PROBLEM STATEMENT: Transcribe every record in full, keeping it exactly the same.

SOURCE MATERIAL:
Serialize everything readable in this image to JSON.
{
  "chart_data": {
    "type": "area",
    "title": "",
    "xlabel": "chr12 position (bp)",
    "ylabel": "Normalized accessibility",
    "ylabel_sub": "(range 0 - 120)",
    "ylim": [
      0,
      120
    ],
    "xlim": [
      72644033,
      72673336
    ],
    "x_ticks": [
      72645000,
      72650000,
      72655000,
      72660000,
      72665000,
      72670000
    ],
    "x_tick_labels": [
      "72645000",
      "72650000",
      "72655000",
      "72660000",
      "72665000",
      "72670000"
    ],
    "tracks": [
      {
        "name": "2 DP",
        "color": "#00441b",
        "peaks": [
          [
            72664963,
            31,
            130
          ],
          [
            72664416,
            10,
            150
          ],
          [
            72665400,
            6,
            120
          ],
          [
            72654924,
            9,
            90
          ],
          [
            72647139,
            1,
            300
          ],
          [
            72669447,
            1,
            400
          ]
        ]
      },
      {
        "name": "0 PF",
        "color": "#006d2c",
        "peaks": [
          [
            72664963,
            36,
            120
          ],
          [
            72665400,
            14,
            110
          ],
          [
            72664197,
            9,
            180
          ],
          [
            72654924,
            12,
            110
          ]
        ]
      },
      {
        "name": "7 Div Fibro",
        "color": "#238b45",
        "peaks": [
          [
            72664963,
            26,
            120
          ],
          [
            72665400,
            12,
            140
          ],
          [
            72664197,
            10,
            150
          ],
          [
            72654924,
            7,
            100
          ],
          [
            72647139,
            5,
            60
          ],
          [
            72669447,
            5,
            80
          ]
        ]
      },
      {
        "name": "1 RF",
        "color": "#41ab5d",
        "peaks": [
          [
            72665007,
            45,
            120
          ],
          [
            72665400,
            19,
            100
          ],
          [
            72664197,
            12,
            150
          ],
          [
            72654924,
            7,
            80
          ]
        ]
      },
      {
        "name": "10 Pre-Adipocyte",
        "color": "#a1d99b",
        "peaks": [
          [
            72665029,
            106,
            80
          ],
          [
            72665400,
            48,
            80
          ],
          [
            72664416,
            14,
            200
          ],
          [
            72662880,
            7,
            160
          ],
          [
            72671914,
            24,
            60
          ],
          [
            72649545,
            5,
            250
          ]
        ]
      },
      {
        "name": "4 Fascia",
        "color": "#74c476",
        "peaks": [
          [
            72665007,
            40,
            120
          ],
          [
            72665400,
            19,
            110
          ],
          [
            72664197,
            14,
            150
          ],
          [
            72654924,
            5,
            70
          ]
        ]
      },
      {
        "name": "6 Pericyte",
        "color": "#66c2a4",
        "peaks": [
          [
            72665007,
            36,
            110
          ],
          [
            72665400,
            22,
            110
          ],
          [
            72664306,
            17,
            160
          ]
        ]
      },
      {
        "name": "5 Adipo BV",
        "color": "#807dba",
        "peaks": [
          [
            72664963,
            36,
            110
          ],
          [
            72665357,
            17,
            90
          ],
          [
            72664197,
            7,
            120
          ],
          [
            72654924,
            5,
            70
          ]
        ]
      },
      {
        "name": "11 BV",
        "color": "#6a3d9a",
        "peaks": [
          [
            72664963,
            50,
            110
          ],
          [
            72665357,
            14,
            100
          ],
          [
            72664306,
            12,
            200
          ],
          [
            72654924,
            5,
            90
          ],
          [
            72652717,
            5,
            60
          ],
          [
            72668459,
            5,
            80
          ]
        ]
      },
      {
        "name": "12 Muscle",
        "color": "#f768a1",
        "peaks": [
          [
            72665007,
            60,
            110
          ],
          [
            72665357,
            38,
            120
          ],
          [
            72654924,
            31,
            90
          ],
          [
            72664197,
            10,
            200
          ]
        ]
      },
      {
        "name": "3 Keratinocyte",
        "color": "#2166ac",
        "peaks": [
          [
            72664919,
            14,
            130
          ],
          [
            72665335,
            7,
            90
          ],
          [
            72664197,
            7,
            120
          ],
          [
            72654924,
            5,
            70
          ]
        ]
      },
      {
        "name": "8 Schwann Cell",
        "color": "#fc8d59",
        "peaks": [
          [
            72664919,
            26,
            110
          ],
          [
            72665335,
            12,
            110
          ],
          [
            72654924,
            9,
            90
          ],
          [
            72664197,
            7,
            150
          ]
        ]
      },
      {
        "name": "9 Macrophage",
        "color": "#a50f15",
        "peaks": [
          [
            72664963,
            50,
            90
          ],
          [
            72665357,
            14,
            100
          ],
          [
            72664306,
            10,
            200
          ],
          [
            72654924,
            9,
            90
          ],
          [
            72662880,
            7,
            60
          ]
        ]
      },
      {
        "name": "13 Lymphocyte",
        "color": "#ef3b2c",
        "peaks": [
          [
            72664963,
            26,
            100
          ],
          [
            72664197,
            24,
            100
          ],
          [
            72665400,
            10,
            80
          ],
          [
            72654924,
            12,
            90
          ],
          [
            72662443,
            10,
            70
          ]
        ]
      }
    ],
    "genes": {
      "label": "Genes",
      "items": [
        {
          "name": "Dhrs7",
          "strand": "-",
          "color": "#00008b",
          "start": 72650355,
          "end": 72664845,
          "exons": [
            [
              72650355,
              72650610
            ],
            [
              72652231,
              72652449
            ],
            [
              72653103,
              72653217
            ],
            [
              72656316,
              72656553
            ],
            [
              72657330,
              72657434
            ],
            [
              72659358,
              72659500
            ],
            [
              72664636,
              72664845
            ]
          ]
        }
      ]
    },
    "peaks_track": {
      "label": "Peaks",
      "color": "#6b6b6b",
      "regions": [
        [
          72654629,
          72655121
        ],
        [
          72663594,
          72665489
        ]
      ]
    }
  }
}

RESPONSE:
Serialize everything readable in this image to JSON.
{
  "chart_data": {
    "type": "area",
    "title": "",
    "xlabel": "chr12 position (bp)",
    "ylabel": "Normalized accessibility",
    "ylabel_sub": "(range 0 - 120)",
    "ylim": [
      0,
      120
    ],
    "xlim": [
      72644033,
      72673336
    ],
    "x_ticks": [
      72645000,
      72650000,
      72655000,
      72660000,
      72665000,
      72670000
    ],
    "x_tick_labels": [
      "72645000",
      "72650000",
      "72655000",
      "72660000",
      "72665000",
      "72670000"
    ],
    "tracks": [
      {
        "name": "2 DP",
        "color": "#00441b",
        "peaks": [
          [
            72664963,
            31,
            130
          ],
          [
            72664416,
            10,
            150
          ],
          [
            72665400,
            6,
            120
          ],
          [
            72654924,
            9,
            90
          ],
          [
            72647139,
            1,
            300
          ],
          [
            72669447,
            1,
            400
          ]
        ]
      },
      {
        "name": "0 PF",
        "color": "#006d2c",
        "peaks": [
          [
            72664963,
            36,
            120
          ],
          [
            72665400,
            14,
            110
          ],
          [
            72664197,
            9,
            180
          ],
          [
            72654924,
            12,
            110
          ]
        ]
      },
      {
        "name": "7 Div Fibro",
        "color": "#238b45",
        "peaks": [
          [
            72664963,
            26,
            120
          ],
          [
            72665400,
            12,
            140
          ],
          [
            72664197,
            10,
            150
          ],
          [
            72654924,
            7,
            100
          ],
          [
            72647139,
            5,
            60
          ],
          [
            72669447,
            5,
            80
          ]
        ]
      },
      {
        "name": "1 RF",
        "color": "#41ab5d",
        "peaks": [
          [
            72665007,
            45,
            120
          ],
          [
            72665400,
            19,
            100
          ],
          [
            72664197,
            12,
            150
          ],
          [
            72654924,
            7,
            80
          ]
        ]
      },
      {
        "name": "10 Pre-Adipocyte",
        "color": "#a1d99b",
        "peaks": [
          [
            72665029,
            106,
            80
          ],
          [
            72665400,
            48,
            80
          ],
          [
            72664416,
            14,
            200
          ],
          [
            72662880,
            7,
            160
          ],
          [
            72671914,
            24,
            60
          ],
          [
            72649545,
            5,
            250
          ]
        ]
      },
      {
        "name": "4 Fascia",
        "color": "#74c476",
        "peaks": [
          [
            72665007,
            40,
            120
          ],
          [
            72665400,
            19,
            110
          ],
          [
            72664197,
            14,
            150
          ],
          [
            72654924,
            5,
            70
          ]
        ]
      },
      {
        "name": "6 Pericyte",
        "color": "#66c2a4",
        "peaks": [
          [
            72665007,
            36,
            110
          ],
          [
            72665400,
            22,
            110
          ],
          [
            72664306,
            17,
            160
          ]
        ]
      },
      {
        "name": "5 Adipo BV",
        "color": "#807dba",
        "peaks": [
          [
            72664963,
            36,
            110
          ],
          [
            72665357,
            17,
            90
          ],
          [
            72664197,
            7,
            120
          ],
          [
            72654924,
            5,
            70
          ]
        ]
      },
      {
        "name": "11 BV",
        "color": "#6a3d9a",
        "peaks": [
          [
            72664963,
            50,
            110
          ],
          [
            72665357,
            14,
            100
          ],
          [
            72664306,
            12,
            200
          ],
          [
            72654924,
            5,
            90
          ],
          [
            72652717,
            5,
            60
          ],
          [
            72668459,
            5,
            80
          ]
        ]
      },
      {
        "name": "12 Muscle",
        "color": "#f768a1",
        "peaks": [
          [
            72665007,
            60,
            110
          ],
          [
            72665357,
            38,
            120
          ],
          [
            72654924,
            31,
            90
          ],
          [
            72664197,
            10,
            200
          ]
        ]
      },
      {
        "name": "3 Keratinocyte",
        "color": "#2166ac",
        "peaks": [
          [
            72664919,
            14,
            130
          ],
          [
            72665335,
            7,
            90
          ],
          [
            72664197,
            7,
            120
          ],
          [
            72654924,
            5,
            70
          ]
        ]
      },
      {
        "name": "8 Schwann Cell",
        "color": "#fc8d59",
        "peaks": [
          [
            72664919,
            26,
            110
          ],
          [
            72665335,
            12,
            110
          ],
          [
            72654924,
            9,
            90
          ],
          [
            72664197,
            7,
            150
          ]
        ]
      },
      {
        "name": "9 Macrophage",
        "color": "#a50f15",
        "peaks": [
          [
            72664963,
            50,
            90
          ],
          [
            72665357,
            14,
            100
          ],
          [
            72664306,
            10,
            200
          ],
          [
            72654924,
            9,
            90
          ],
          [
            72662880,
            7,
            60
          ]
        ]
      },
      {
        "name": "13 Lymphocyte",
        "color": "#ef3b2c",
        "peaks": [
          [
            72664963,
            26,
            100
          ],
          [
            72664197,
            24,
            100
          ],
          [
            72665400,
            10,
            80
          ],
          [
            72654924,
            12,
            90
          ],
          [
            72662443,
            10,
            70
          ]
        ]
      }
    ],
    "genes": {
      "label": "Genes",
      "items": [
        {
          "name": "Dhrs7",
          "strand": "-",
          "color": "#00008b",
          "start": 72650355,
          "end": 72664845,
          "exons": [
            [
              72650355,
              72650610
            ],
            [
              72652231,
              72652449
            ],
            [
              72653103,
              72653217
            ],
            [
              72656316,
              72656553
            ],
            [
              72657330,
              72657434
            ],
            [
              72659358,
              72659500
            ],
            [
              72664636,
              72664845
            ]
          ]
        }
      ]
    },
    "peaks_track": {
      "label": "Peaks",
      "color": "#6b6b6b",
      "regions": [
        [
          72654629,
          72655121
        ],
        [
          72663594,
          72665489
        ]
      ]
    }
  }
}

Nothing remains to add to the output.